## Start WORKING DATA
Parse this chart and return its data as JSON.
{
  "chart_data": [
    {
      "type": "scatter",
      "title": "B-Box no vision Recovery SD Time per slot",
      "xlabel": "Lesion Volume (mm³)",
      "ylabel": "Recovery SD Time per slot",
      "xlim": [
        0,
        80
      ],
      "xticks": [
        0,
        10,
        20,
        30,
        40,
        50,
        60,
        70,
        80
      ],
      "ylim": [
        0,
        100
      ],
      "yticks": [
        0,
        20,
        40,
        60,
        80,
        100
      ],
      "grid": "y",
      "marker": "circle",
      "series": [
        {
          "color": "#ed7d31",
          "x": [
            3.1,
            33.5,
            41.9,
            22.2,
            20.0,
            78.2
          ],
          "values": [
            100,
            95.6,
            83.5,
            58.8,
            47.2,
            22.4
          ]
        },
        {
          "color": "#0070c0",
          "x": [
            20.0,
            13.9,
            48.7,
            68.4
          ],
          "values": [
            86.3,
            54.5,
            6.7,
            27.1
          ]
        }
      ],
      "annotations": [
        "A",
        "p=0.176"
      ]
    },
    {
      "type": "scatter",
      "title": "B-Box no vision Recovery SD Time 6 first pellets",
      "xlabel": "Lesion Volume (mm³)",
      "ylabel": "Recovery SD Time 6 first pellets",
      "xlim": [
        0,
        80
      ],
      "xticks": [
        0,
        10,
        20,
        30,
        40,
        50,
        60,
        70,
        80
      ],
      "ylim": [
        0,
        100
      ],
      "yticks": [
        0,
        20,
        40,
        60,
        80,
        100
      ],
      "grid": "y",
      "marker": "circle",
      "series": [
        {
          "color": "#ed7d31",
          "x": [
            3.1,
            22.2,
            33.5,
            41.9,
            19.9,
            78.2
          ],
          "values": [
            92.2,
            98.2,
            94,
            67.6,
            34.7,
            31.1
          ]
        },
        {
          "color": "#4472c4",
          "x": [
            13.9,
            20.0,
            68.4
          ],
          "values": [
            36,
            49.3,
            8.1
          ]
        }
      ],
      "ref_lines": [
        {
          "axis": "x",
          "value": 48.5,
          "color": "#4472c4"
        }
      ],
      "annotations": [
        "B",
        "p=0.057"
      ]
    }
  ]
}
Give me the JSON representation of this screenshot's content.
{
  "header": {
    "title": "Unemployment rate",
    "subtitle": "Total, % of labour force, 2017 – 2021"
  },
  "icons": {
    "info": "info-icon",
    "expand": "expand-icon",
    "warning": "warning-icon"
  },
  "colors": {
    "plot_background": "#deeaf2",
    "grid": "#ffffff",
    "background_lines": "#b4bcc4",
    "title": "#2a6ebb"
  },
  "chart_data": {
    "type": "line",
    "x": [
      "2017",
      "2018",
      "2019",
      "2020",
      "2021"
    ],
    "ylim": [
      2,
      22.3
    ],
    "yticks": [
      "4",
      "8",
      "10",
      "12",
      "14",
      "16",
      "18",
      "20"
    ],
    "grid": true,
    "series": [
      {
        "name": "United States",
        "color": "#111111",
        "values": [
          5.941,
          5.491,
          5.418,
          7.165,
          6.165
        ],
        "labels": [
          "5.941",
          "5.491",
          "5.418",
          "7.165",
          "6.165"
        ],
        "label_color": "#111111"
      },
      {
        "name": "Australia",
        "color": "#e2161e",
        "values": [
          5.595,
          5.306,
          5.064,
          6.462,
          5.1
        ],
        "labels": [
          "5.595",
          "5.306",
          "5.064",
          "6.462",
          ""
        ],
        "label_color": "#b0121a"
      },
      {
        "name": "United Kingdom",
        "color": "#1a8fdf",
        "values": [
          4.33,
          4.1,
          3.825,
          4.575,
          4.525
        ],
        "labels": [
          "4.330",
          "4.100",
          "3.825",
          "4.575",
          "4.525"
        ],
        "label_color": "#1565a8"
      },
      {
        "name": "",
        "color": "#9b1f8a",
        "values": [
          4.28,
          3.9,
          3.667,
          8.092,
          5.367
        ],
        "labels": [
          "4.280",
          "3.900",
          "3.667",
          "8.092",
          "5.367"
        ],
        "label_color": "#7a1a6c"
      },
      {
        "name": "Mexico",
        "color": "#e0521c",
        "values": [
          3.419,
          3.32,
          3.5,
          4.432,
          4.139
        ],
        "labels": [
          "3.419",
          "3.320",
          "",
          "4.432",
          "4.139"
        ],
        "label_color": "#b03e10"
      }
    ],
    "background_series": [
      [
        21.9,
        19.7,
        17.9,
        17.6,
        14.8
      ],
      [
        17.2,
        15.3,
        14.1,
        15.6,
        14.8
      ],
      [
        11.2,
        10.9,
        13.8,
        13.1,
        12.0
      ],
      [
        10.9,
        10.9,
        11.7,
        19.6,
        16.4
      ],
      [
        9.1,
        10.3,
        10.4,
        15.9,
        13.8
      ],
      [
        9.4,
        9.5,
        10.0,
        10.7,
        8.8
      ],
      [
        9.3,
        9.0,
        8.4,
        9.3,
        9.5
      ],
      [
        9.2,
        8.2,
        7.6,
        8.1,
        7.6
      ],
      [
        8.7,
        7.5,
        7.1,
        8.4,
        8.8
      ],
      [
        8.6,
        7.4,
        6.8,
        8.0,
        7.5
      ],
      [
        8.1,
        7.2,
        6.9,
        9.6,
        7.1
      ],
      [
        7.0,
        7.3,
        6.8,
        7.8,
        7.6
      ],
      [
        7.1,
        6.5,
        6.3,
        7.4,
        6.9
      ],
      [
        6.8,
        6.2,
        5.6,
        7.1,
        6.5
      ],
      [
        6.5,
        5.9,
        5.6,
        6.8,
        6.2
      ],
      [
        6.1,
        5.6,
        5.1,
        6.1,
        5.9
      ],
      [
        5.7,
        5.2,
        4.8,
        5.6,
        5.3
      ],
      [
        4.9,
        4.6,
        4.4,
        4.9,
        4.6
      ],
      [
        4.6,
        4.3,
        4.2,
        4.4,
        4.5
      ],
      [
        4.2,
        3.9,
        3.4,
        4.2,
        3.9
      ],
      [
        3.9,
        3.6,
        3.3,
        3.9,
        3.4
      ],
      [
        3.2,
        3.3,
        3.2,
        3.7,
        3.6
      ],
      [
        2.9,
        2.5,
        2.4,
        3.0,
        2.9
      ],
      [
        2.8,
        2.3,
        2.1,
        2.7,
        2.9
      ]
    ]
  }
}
## End WORKING DATA
### TASK PROMPT
Every entry must be retyped in full, exactly as given.

### OUTPUT BELOW
Parse this chart and return its data as JSON.
{
  "chart_data": [
    {
      "type": "scatter",
      "title": "B-Box no vision Recovery SD Time per slot",
      "xlabel": "Lesion Volume (mm³)",
      "ylabel": "Recovery SD Time per slot",
      "xlim": [
        0,
        80
      ],
      "xticks": [
        0,
        10,
        20,
        30,
        40,
        50,
        60,
        70,
        80
      ],
      "ylim": [
        0,
        100
      ],
      "yticks": [
        0,
        20,
        40,
        60,
        80,
        100
      ],
      "grid": "y",
      "marker": "circle",
      "series": [
        {
          "color": "#ed7d31",
          "x": [
            3.1,
            33.5,
            41.9,
            22.2,
            20.0,
            78.2
          ],
          "values": [
            100,
            95.6,
            83.5,
            58.8,
            47.2,
            22.4
          ]
        },
        {
          "color": "#0070c0",
          "x": [
            20.0,
            13.9,
            48.7,
            68.4
          ],
          "values": [
            86.3,
            54.5,
            6.7,
            27.1
          ]
        }
      ],
      "annotations": [
        "A",
        "p=0.176"
      ]
    },
    {
      "type": "scatter",
      "title": "B-Box no vision Recovery SD Time 6 first pellets",
      "xlabel": "Lesion Volume (mm³)",
      "ylabel": "Recovery SD Time 6 first pellets",
      "xlim": [
        0,
        80
      ],
      "xticks": [
        0,
        10,
        20,
        30,
        40,
        50,
        60,
        70,
        80
      ],
      "ylim": [
        0,
        100
      ],
      "yticks": [
        0,
        20,
        40,
        60,
        80,
        100
      ],
      "grid": "y",
      "marker": "circle",
      "series": [
        {
          "color": "#ed7d31",
          "x": [
            3.1,
            22.2,
            33.5,
            41.9,
            19.9,
            78.2
          ],
          "values": [
            92.2,
            98.2,
            94,
            67.6,
            34.7,
            31.1
          ]
        },
        {
          "color": "#4472c4",
          "x": [
            13.9,
            20.0,
            68.4
          ],
          "values": [
            36,
            49.3,
            8.1
          ]
        }
      ],
      "ref_lines": [
        {
          "axis": "x",
          "value": 48.5,
          "color": "#4472c4"
        }
      ],
      "annotations": [
        "B",
        "p=0.057"
      ]
    }
  ]
}
Give me the JSON representation of this screenshot's content.
{
  "header": {
    "title": "Unemployment rate",
    "subtitle": "Total, % of labour force, 2017 – 2021"
  },
  "icons": {
    "info": "info-icon",
    "expand": "expand-icon",
    "warning": "warning-icon"
  },
  "colors": {
    "plot_background": "#deeaf2",
    "grid": "#ffffff",
    "background_lines": "#b4bcc4",
    "title": "#2a6ebb"
  },
  "chart_data": {
    "type": "line",
    "x": [
      "2017",
      "2018",
      "2019",
      "2020",
      "2021"
    ],
    "ylim": [
      2,
      22.3
    ],
    "yticks": [
      "4",
      "8",
      "10",
      "12",
      "14",
      "16",
      "18",
      "20"
    ],
    "grid": true,
    "series": [
      {
        "name": "United States",
        "color": "#111111",
        "values": [
          5.941,
          5.491,
          5.418,
          7.165,
          6.165
        ],
        "labels": [
          "5.941",
          "5.491",
          "5.418",
          "7.165",
          "6.165"
        ],
        "label_color": "#111111"
      },
      {
        "name": "Australia",
        "color": "#e2161e",
        "values": [
          5.595,
          5.306,
          5.064,
          6.462,
          5.1
        ],
        "labels": [
          "5.595",
          "5.306",
          "5.064",
          "6.462",
          ""
        ],
        "label_color": "#b0121a"
      },
      {
        "name": "United Kingdom",
        "color": "#1a8fdf",
        "values": [
          4.33,
          4.1,
          3.825,
          4.575,
          4.525
        ],
        "labels": [
          "4.330",
          "4.100",
          "3.825",
          "4.575",
          "4.525"
        ],
        "label_color": "#1565a8"
      },
      {
        "name": "",
        "color": "#9b1f8a",
        "values": [
          4.28,
          3.9,
          3.667,
          8.092,
          5.367
        ],
        "labels": [
          "4.280",
          "3.900",
          "3.667",
          "8.092",
          "5.367"
        ],
        "label_color": "#7a1a6c"
      },
      {
        "name": "Mexico",
        "color": "#e0521c",
        "values": [
          3.419,
          3.32,
          3.5,
          4.432,
          4.139
        ],
        "labels": [
          "3.419",
          "3.320",
          "",
          "4.432",
          "4.139"
        ],
        "label_color": "#b03e10"
      }
    ],
    "background_series": [
      [
        21.9,
        19.7,
        17.9,
        17.6,
        14.8
      ],
      [
        17.2,
        15.3,
        14.1,
        15.6,
        14.8
      ],
      [
        11.2,
        10.9,
        13.8,
        13.1,
        12.0
      ],
      [
        10.9,
        10.9,
        11.7,
        19.6,
        16.4
      ],
      [
        9.1,
        10.3,
        10.4,
        15.9,
        13.8
      ],
      [
        9.4,
        9.5,
        10.0,
        10.7,
        8.8
      ],
      [
        9.3,
        9.0,
        8.4,
        9.3,
        9.5
      ],
      [
        9.2,
        8.2,
        7.6,
        8.1,
        7.6
      ],
      [
        8.7,
        7.5,
        7.1,
        8.4,
        8.8
      ],
      [
        8.6,
        7.4,
        6.8,
        8.0,
        7.5
      ],
      [
        8.1,
        7.2,
        6.9,
        9.6,
        7.1
      ],
      [
        7.0,
        7.3,
        6.8,
        7.8,
        7.6
      ],
      [
        7.1,
        6.5,
        6.3,
        7.4,
        6.9
      ],
      [
        6.8,
        6.2,
        5.6,
        7.1,
        6.5
      ],
      [
        6.5,
        5.9,
        5.6,
        6.8,
        6.2
      ],
      [
        6.1,
        5.6,
        5.1,
        6.1,
        5.9
      ],
      [
        5.7,
        5.2,
        4.8,
        5.6,
        5.3
      ],
      [
        4.9,
        4.6,
        4.4,
        4.9,
        4.6
      ],
      [
        4.6,
        4.3,
        4.2,
        4.4,
        4.5
      ],
      [
        4.2,
        3.9,
        3.4,
        4.2,
        3.9
      ],
      [
        3.9,
        3.6,
        3.3,
        3.9,
        3.4
      ],
      [
        3.2,
        3.3,
        3.2,
        3.7,
        3.6
      ],
      [
        2.9,
        2.5,
        2.4,
        3.0,
        2.9
      ],
      [
        2.8,
        2.3,
        2.1,
        2.7,
        2.9
      ]
    ]
  }
}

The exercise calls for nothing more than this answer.